Omit any picture, and return the remaining data exactly as written.

GIVEN RECORDS:
-.-.-

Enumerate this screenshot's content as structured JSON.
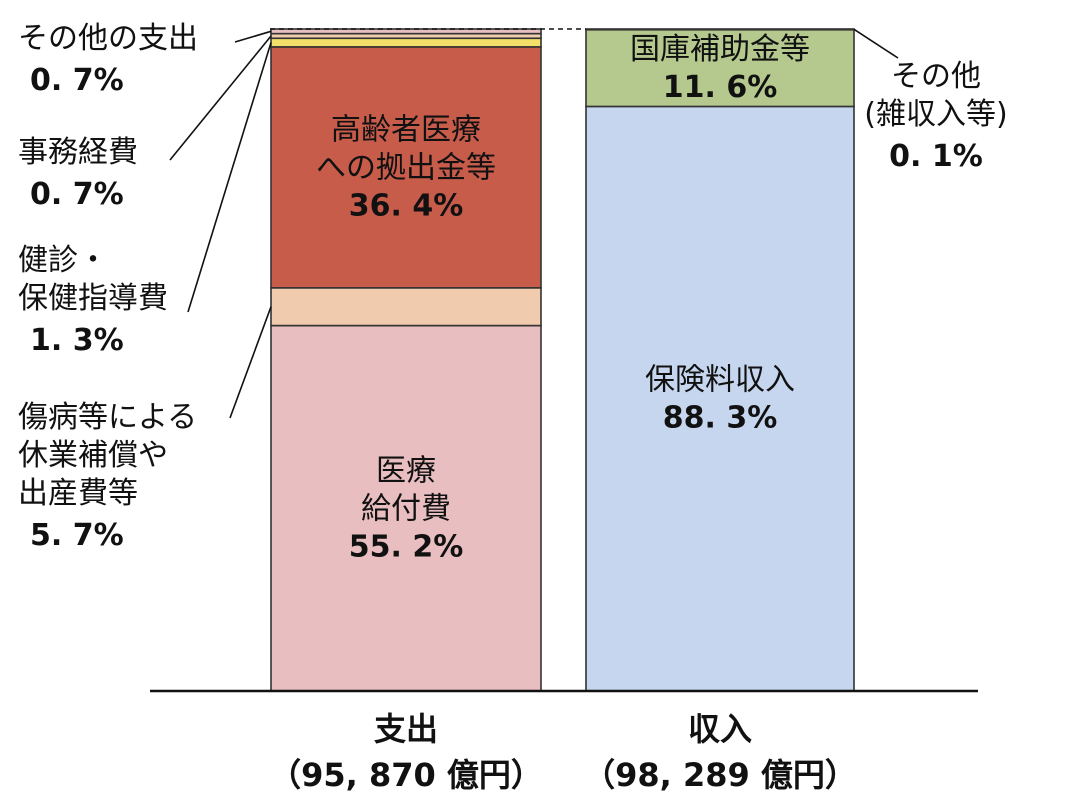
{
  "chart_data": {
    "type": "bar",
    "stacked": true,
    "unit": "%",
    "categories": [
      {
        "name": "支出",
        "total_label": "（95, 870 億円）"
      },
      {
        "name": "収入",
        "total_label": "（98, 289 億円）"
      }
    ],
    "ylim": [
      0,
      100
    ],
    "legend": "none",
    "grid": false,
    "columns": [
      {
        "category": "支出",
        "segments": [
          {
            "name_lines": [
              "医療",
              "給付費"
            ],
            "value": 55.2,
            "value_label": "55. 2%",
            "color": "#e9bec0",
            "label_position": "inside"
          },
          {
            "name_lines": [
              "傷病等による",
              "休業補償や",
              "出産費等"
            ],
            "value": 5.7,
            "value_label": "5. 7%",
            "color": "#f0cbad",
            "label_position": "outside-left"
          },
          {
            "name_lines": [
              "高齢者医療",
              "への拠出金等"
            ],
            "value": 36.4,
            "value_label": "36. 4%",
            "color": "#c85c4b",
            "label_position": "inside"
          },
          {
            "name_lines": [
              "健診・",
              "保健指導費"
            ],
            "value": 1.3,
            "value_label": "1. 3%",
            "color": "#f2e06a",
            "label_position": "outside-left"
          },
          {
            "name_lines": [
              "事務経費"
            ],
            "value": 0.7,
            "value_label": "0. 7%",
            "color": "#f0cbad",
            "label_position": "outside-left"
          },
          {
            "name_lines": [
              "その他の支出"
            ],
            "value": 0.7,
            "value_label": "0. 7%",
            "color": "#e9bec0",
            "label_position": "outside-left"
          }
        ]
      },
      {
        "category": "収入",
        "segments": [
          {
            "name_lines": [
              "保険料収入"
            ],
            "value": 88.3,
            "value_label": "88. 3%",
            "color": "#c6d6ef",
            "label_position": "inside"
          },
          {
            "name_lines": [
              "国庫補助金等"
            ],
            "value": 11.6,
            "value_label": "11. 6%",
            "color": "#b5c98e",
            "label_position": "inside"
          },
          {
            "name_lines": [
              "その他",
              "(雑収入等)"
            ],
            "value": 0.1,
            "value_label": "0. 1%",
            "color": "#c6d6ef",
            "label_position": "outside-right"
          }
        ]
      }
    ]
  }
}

-.-.-

EXERCISE ANSWER:
Enumerate this screenshot's content as structured JSON.
{
  "chart_data": {
    "type": "bar",
    "stacked": true,
    "unit": "%",
    "categories": [
      {
        "name": "支出",
        "total_label": "（95, 870 億円）"
      },
      {
        "name": "収入",
        "total_label": "（98, 289 億円）"
      }
    ],
    "ylim": [
      0,
      100
    ],
    "legend": "none",
    "grid": false,
    "columns": [
      {
        "category": "支出",
        "segments": [
          {
            "name_lines": [
              "医療",
              "給付費"
            ],
            "value": 55.2,
            "value_label": "55. 2%",
            "color": "#e9bec0",
            "label_position": "inside"
          },
          {
            "name_lines": [
              "傷病等による",
              "休業補償や",
              "出産費等"
            ],
            "value": 5.7,
            "value_label": "5. 7%",
            "color": "#f0cbad",
            "label_position": "outside-left"
          },
          {
            "name_lines": [
              "高齢者医療",
              "への拠出金等"
            ],
            "value": 36.4,
            "value_label": "36. 4%",
            "color": "#c85c4b",
            "label_position": "inside"
          },
          {
            "name_lines": [
              "健診・",
              "保健指導費"
            ],
            "value": 1.3,
            "value_label": "1. 3%",
            "color": "#f2e06a",
            "label_position": "outside-left"
          },
          {
            "name_lines": [
              "事務経費"
            ],
            "value": 0.7,
            "value_label": "0. 7%",
            "color": "#f0cbad",
            "label_position": "outside-left"
          },
          {
            "name_lines": [
              "その他の支出"
            ],
            "value": 0.7,
            "value_label": "0. 7%",
            "color": "#e9bec0",
            "label_position": "outside-left"
          }
        ]
      },
      {
        "category": "収入",
        "segments": [
          {
            "name_lines": [
              "保険料収入"
            ],
            "value": 88.3,
            "value_label": "88. 3%",
            "color": "#c6d6ef",
            "label_position": "inside"
          },
          {
            "name_lines": [
              "国庫補助金等"
            ],
            "value": 11.6,
            "value_label": "11. 6%",
            "color": "#b5c98e",
            "label_position": "inside"
          },
          {
            "name_lines": [
              "その他",
              "(雑収入等)"
            ],
            "value": 0.1,
            "value_label": "0. 1%",
            "color": "#c6d6ef",
            "label_position": "outside-right"
          }
        ]
      }
    ]
  }
}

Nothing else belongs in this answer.